Exercise details: Every entry below should be repeated exactly; the pictures should not.
** Start **
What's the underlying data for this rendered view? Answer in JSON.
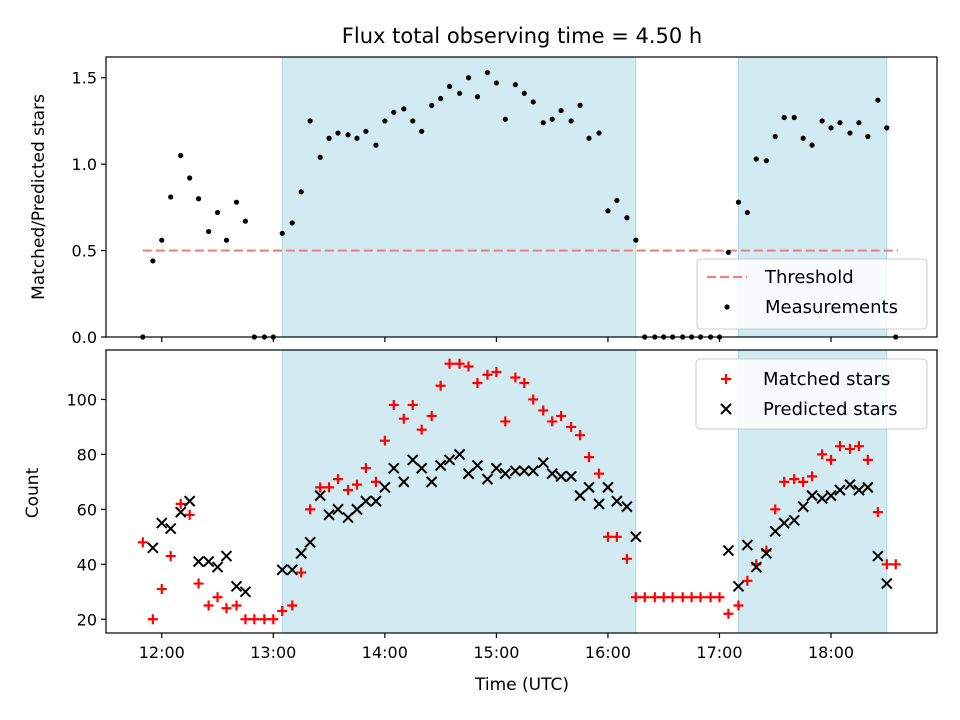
{
  "chart_data": {
    "type": "scatter",
    "title": "Flux total observing time = 4.50 h",
    "xlabel": "Time (UTC)",
    "x_unit": "hours (UTC)",
    "xlim": [
      11.5,
      18.95
    ],
    "x_ticks": [
      12,
      13,
      14,
      15,
      16,
      17,
      18
    ],
    "x_tick_labels": [
      "12:00",
      "13:00",
      "14:00",
      "15:00",
      "16:00",
      "17:00",
      "18:00"
    ],
    "shaded_intervals": [
      [
        13.08,
        16.25
      ],
      [
        17.17,
        18.5
      ]
    ],
    "shade_color": "#add8e6",
    "top_panel": {
      "ylabel": "Matched/Predicted stars",
      "ylim": [
        0,
        1.62
      ],
      "y_ticks": [
        0.0,
        0.5,
        1.0,
        1.5
      ],
      "y_tick_labels": [
        "0.0",
        "0.5",
        "1.0",
        "1.5"
      ],
      "threshold": {
        "name": "Threshold",
        "value": 0.5,
        "x_range": [
          11.83,
          18.6
        ],
        "color": "#f08080"
      },
      "measurements": {
        "name": "Measurements",
        "color": "#000000",
        "x": [
          11.83,
          11.92,
          12.0,
          12.08,
          12.17,
          12.25,
          12.33,
          12.42,
          12.5,
          12.58,
          12.67,
          12.75,
          12.83,
          12.92,
          13.0,
          13.08,
          13.17,
          13.25,
          13.33,
          13.42,
          13.5,
          13.58,
          13.67,
          13.75,
          13.83,
          13.92,
          14.0,
          14.08,
          14.17,
          14.25,
          14.33,
          14.42,
          14.5,
          14.58,
          14.67,
          14.75,
          14.83,
          14.92,
          15.0,
          15.08,
          15.17,
          15.25,
          15.33,
          15.42,
          15.5,
          15.58,
          15.67,
          15.75,
          15.83,
          15.92,
          16.0,
          16.08,
          16.17,
          16.25,
          16.33,
          16.42,
          16.5,
          16.58,
          16.67,
          16.75,
          16.83,
          16.92,
          17.0,
          17.08,
          17.17,
          17.25,
          17.33,
          17.42,
          17.5,
          17.58,
          17.67,
          17.75,
          17.83,
          17.92,
          18.0,
          18.08,
          18.17,
          18.25,
          18.33,
          18.42,
          18.5,
          18.58
        ],
        "y": [
          0.0,
          0.44,
          0.56,
          0.81,
          1.05,
          0.92,
          0.8,
          0.61,
          0.72,
          0.56,
          0.78,
          0.67,
          0.0,
          0.0,
          0.0,
          0.6,
          0.66,
          0.84,
          1.25,
          1.04,
          1.15,
          1.18,
          1.17,
          1.15,
          1.19,
          1.11,
          1.25,
          1.3,
          1.32,
          1.25,
          1.19,
          1.34,
          1.38,
          1.45,
          1.41,
          1.5,
          1.39,
          1.53,
          1.47,
          1.26,
          1.46,
          1.41,
          1.36,
          1.24,
          1.26,
          1.31,
          1.25,
          1.34,
          1.15,
          1.18,
          0.73,
          0.79,
          0.69,
          0.56,
          0.0,
          0.0,
          0.0,
          0.0,
          0.0,
          0.0,
          0.0,
          0.0,
          0.0,
          0.49,
          0.78,
          0.72,
          1.03,
          1.02,
          1.16,
          1.27,
          1.27,
          1.15,
          1.11,
          1.25,
          1.21,
          1.24,
          1.18,
          1.24,
          1.16,
          1.37,
          1.21,
          0.0
        ]
      },
      "legend": [
        {
          "label": "Threshold",
          "marker": "dashed-line"
        },
        {
          "label": "Measurements",
          "marker": "dot"
        }
      ],
      "legend_position": "lower-right"
    },
    "bottom_panel": {
      "ylabel": "Count",
      "ylim": [
        15,
        118
      ],
      "y_ticks": [
        20,
        40,
        60,
        80,
        100
      ],
      "y_tick_labels": [
        "20",
        "40",
        "60",
        "80",
        "100"
      ],
      "series": [
        {
          "name": "Matched stars",
          "marker": "plus",
          "color": "#ff0000",
          "x": [
            11.83,
            11.92,
            12.0,
            12.08,
            12.17,
            12.25,
            12.33,
            12.42,
            12.5,
            12.58,
            12.67,
            12.75,
            12.83,
            12.92,
            13.0,
            13.08,
            13.17,
            13.25,
            13.33,
            13.42,
            13.5,
            13.58,
            13.67,
            13.75,
            13.83,
            13.92,
            14.0,
            14.08,
            14.17,
            14.25,
            14.33,
            14.42,
            14.5,
            14.58,
            14.67,
            14.75,
            14.83,
            14.92,
            15.0,
            15.08,
            15.17,
            15.25,
            15.33,
            15.42,
            15.5,
            15.58,
            15.67,
            15.75,
            15.83,
            15.92,
            16.0,
            16.08,
            16.17,
            16.25,
            16.33,
            16.42,
            16.5,
            16.58,
            16.67,
            16.75,
            16.83,
            16.92,
            17.0,
            17.08,
            17.17,
            17.25,
            17.33,
            17.42,
            17.5,
            17.58,
            17.67,
            17.75,
            17.83,
            17.92,
            18.0,
            18.08,
            18.17,
            18.25,
            18.33,
            18.42,
            18.5,
            18.58
          ],
          "y": [
            48,
            20,
            31,
            43,
            62,
            58,
            33,
            25,
            28,
            24,
            25,
            20,
            20,
            20,
            20,
            23,
            25,
            37,
            60,
            68,
            68,
            71,
            67,
            69,
            75,
            70,
            85,
            98,
            93,
            98,
            89,
            94,
            105,
            113,
            113,
            112,
            106,
            109,
            110,
            92,
            108,
            106,
            100,
            96,
            92,
            94,
            90,
            87,
            79,
            73,
            50,
            50,
            42,
            28,
            28,
            28,
            28,
            28,
            28,
            28,
            28,
            28,
            28,
            22,
            25,
            34,
            40,
            45,
            60,
            70,
            71,
            70,
            72,
            80,
            78,
            83,
            82,
            83,
            78,
            59,
            40,
            40
          ]
        },
        {
          "name": "Predicted stars",
          "marker": "x",
          "color": "#000000",
          "x": [
            11.92,
            12.0,
            12.08,
            12.17,
            12.25,
            12.33,
            12.42,
            12.5,
            12.58,
            12.67,
            12.75,
            13.08,
            13.17,
            13.25,
            13.33,
            13.42,
            13.5,
            13.58,
            13.67,
            13.75,
            13.83,
            13.92,
            14.0,
            14.08,
            14.17,
            14.25,
            14.33,
            14.42,
            14.5,
            14.58,
            14.67,
            14.75,
            14.83,
            14.92,
            15.0,
            15.08,
            15.17,
            15.25,
            15.33,
            15.42,
            15.5,
            15.58,
            15.67,
            15.75,
            15.83,
            15.92,
            16.0,
            16.08,
            16.17,
            16.25,
            17.08,
            17.17,
            17.25,
            17.33,
            17.42,
            17.5,
            17.58,
            17.67,
            17.75,
            17.83,
            17.92,
            18.0,
            18.08,
            18.17,
            18.25,
            18.33,
            18.42,
            18.5
          ],
          "y": [
            46,
            55,
            53,
            59,
            63,
            41,
            41,
            39,
            43,
            32,
            30,
            38,
            38,
            44,
            48,
            65,
            58,
            60,
            57,
            60,
            63,
            63,
            68,
            75,
            70,
            78,
            75,
            70,
            76,
            78,
            80,
            73,
            76,
            71,
            75,
            73,
            74,
            74,
            74,
            77,
            73,
            72,
            72,
            65,
            68,
            62,
            68,
            63,
            61,
            50,
            45,
            32,
            47,
            39,
            44,
            52,
            55,
            56,
            61,
            65,
            64,
            65,
            67,
            69,
            67,
            68,
            43,
            33
          ]
        }
      ],
      "legend_position": "upper-right"
    }
  }
}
** End **
Correct output:
What's the underlying data for this rendered view? Answer in JSON.
{
  "chart_data": {
    "type": "scatter",
    "title": "Flux total observing time = 4.50 h",
    "xlabel": "Time (UTC)",
    "x_unit": "hours (UTC)",
    "xlim": [
      11.5,
      18.95
    ],
    "x_ticks": [
      12,
      13,
      14,
      15,
      16,
      17,
      18
    ],
    "x_tick_labels": [
      "12:00",
      "13:00",
      "14:00",
      "15:00",
      "16:00",
      "17:00",
      "18:00"
    ],
    "shaded_intervals": [
      [
        13.08,
        16.25
      ],
      [
        17.17,
        18.5
      ]
    ],
    "shade_color": "#add8e6",
    "top_panel": {
      "ylabel": "Matched/Predicted stars",
      "ylim": [
        0,
        1.62
      ],
      "y_ticks": [
        0.0,
        0.5,
        1.0,
        1.5
      ],
      "y_tick_labels": [
        "0.0",
        "0.5",
        "1.0",
        "1.5"
      ],
      "threshold": {
        "name": "Threshold",
        "value": 0.5,
        "x_range": [
          11.83,
          18.6
        ],
        "color": "#f08080"
      },
      "measurements": {
        "name": "Measurements",
        "color": "#000000",
        "x": [
          11.83,
          11.92,
          12.0,
          12.08,
          12.17,
          12.25,
          12.33,
          12.42,
          12.5,
          12.58,
          12.67,
          12.75,
          12.83,
          12.92,
          13.0,
          13.08,
          13.17,
          13.25,
          13.33,
          13.42,
          13.5,
          13.58,
          13.67,
          13.75,
          13.83,
          13.92,
          14.0,
          14.08,
          14.17,
          14.25,
          14.33,
          14.42,
          14.5,
          14.58,
          14.67,
          14.75,
          14.83,
          14.92,
          15.0,
          15.08,
          15.17,
          15.25,
          15.33,
          15.42,
          15.5,
          15.58,
          15.67,
          15.75,
          15.83,
          15.92,
          16.0,
          16.08,
          16.17,
          16.25,
          16.33,
          16.42,
          16.5,
          16.58,
          16.67,
          16.75,
          16.83,
          16.92,
          17.0,
          17.08,
          17.17,
          17.25,
          17.33,
          17.42,
          17.5,
          17.58,
          17.67,
          17.75,
          17.83,
          17.92,
          18.0,
          18.08,
          18.17,
          18.25,
          18.33,
          18.42,
          18.5,
          18.58
        ],
        "y": [
          0.0,
          0.44,
          0.56,
          0.81,
          1.05,
          0.92,
          0.8,
          0.61,
          0.72,
          0.56,
          0.78,
          0.67,
          0.0,
          0.0,
          0.0,
          0.6,
          0.66,
          0.84,
          1.25,
          1.04,
          1.15,
          1.18,
          1.17,
          1.15,
          1.19,
          1.11,
          1.25,
          1.3,
          1.32,
          1.25,
          1.19,
          1.34,
          1.38,
          1.45,
          1.41,
          1.5,
          1.39,
          1.53,
          1.47,
          1.26,
          1.46,
          1.41,
          1.36,
          1.24,
          1.26,
          1.31,
          1.25,
          1.34,
          1.15,
          1.18,
          0.73,
          0.79,
          0.69,
          0.56,
          0.0,
          0.0,
          0.0,
          0.0,
          0.0,
          0.0,
          0.0,
          0.0,
          0.0,
          0.49,
          0.78,
          0.72,
          1.03,
          1.02,
          1.16,
          1.27,
          1.27,
          1.15,
          1.11,
          1.25,
          1.21,
          1.24,
          1.18,
          1.24,
          1.16,
          1.37,
          1.21,
          0.0
        ]
      },
      "legend": [
        {
          "label": "Threshold",
          "marker": "dashed-line"
        },
        {
          "label": "Measurements",
          "marker": "dot"
        }
      ],
      "legend_position": "lower-right"
    },
    "bottom_panel": {
      "ylabel": "Count",
      "ylim": [
        15,
        118
      ],
      "y_ticks": [
        20,
        40,
        60,
        80,
        100
      ],
      "y_tick_labels": [
        "20",
        "40",
        "60",
        "80",
        "100"
      ],
      "series": [
        {
          "name": "Matched stars",
          "marker": "plus",
          "color": "#ff0000",
          "x": [
            11.83,
            11.92,
            12.0,
            12.08,
            12.17,
            12.25,
            12.33,
            12.42,
            12.5,
            12.58,
            12.67,
            12.75,
            12.83,
            12.92,
            13.0,
            13.08,
            13.17,
            13.25,
            13.33,
            13.42,
            13.5,
            13.58,
            13.67,
            13.75,
            13.83,
            13.92,
            14.0,
            14.08,
            14.17,
            14.25,
            14.33,
            14.42,
            14.5,
            14.58,
            14.67,
            14.75,
            14.83,
            14.92,
            15.0,
            15.08,
            15.17,
            15.25,
            15.33,
            15.42,
            15.5,
            15.58,
            15.67,
            15.75,
            15.83,
            15.92,
            16.0,
            16.08,
            16.17,
            16.25,
            16.33,
            16.42,
            16.5,
            16.58,
            16.67,
            16.75,
            16.83,
            16.92,
            17.0,
            17.08,
            17.17,
            17.25,
            17.33,
            17.42,
            17.5,
            17.58,
            17.67,
            17.75,
            17.83,
            17.92,
            18.0,
            18.08,
            18.17,
            18.25,
            18.33,
            18.42,
            18.5,
            18.58
          ],
          "y": [
            48,
            20,
            31,
            43,
            62,
            58,
            33,
            25,
            28,
            24,
            25,
            20,
            20,
            20,
            20,
            23,
            25,
            37,
            60,
            68,
            68,
            71,
            67,
            69,
            75,
            70,
            85,
            98,
            93,
            98,
            89,
            94,
            105,
            113,
            113,
            112,
            106,
            109,
            110,
            92,
            108,
            106,
            100,
            96,
            92,
            94,
            90,
            87,
            79,
            73,
            50,
            50,
            42,
            28,
            28,
            28,
            28,
            28,
            28,
            28,
            28,
            28,
            28,
            22,
            25,
            34,
            40,
            45,
            60,
            70,
            71,
            70,
            72,
            80,
            78,
            83,
            82,
            83,
            78,
            59,
            40,
            40
          ]
        },
        {
          "name": "Predicted stars",
          "marker": "x",
          "color": "#000000",
          "x": [
            11.92,
            12.0,
            12.08,
            12.17,
            12.25,
            12.33,
            12.42,
            12.5,
            12.58,
            12.67,
            12.75,
            13.08,
            13.17,
            13.25,
            13.33,
            13.42,
            13.5,
            13.58,
            13.67,
            13.75,
            13.83,
            13.92,
            14.0,
            14.08,
            14.17,
            14.25,
            14.33,
            14.42,
            14.5,
            14.58,
            14.67,
            14.75,
            14.83,
            14.92,
            15.0,
            15.08,
            15.17,
            15.25,
            15.33,
            15.42,
            15.5,
            15.58,
            15.67,
            15.75,
            15.83,
            15.92,
            16.0,
            16.08,
            16.17,
            16.25,
            17.08,
            17.17,
            17.25,
            17.33,
            17.42,
            17.5,
            17.58,
            17.67,
            17.75,
            17.83,
            17.92,
            18.0,
            18.08,
            18.17,
            18.25,
            18.33,
            18.42,
            18.5
          ],
          "y": [
            46,
            55,
            53,
            59,
            63,
            41,
            41,
            39,
            43,
            32,
            30,
            38,
            38,
            44,
            48,
            65,
            58,
            60,
            57,
            60,
            63,
            63,
            68,
            75,
            70,
            78,
            75,
            70,
            76,
            78,
            80,
            73,
            76,
            71,
            75,
            73,
            74,
            74,
            74,
            77,
            73,
            72,
            72,
            65,
            68,
            62,
            68,
            63,
            61,
            50,
            45,
            32,
            47,
            39,
            44,
            52,
            55,
            56,
            61,
            65,
            64,
            65,
            67,
            69,
            67,
            68,
            43,
            33
          ]
        }
      ],
      "legend_position": "upper-right"
    }
  }
}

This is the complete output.